PROVIDED RECORDS —
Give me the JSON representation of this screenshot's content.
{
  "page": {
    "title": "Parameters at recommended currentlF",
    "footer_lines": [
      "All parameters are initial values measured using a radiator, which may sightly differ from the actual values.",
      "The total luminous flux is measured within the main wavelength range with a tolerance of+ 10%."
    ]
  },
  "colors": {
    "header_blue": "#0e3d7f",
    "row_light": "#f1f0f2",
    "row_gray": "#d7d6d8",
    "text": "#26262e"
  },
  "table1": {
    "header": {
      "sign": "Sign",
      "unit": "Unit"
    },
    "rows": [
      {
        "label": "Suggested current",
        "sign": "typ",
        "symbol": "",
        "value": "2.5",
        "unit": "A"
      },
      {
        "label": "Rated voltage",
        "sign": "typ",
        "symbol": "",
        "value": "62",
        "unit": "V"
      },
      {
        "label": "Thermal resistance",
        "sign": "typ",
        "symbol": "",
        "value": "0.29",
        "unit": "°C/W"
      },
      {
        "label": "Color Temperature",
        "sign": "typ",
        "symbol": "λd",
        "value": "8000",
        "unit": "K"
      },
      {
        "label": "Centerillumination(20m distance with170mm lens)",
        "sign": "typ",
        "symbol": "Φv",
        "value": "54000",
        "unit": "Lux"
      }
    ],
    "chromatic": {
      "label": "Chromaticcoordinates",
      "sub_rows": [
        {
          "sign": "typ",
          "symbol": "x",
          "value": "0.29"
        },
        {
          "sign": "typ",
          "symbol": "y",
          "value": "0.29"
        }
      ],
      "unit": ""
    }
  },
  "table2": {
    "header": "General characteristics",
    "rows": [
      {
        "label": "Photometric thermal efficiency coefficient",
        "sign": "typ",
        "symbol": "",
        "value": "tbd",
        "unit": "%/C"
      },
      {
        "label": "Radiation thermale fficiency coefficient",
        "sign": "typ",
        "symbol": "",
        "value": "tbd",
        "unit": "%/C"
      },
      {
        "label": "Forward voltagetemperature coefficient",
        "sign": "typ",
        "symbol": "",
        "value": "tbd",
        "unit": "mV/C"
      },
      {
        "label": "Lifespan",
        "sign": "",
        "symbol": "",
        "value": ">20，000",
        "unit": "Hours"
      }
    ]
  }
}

WORK TO DO — Examine the listing and say how many of its lines contain the string "label". Give the number alone.

OUTPUT OF THE TASK — 10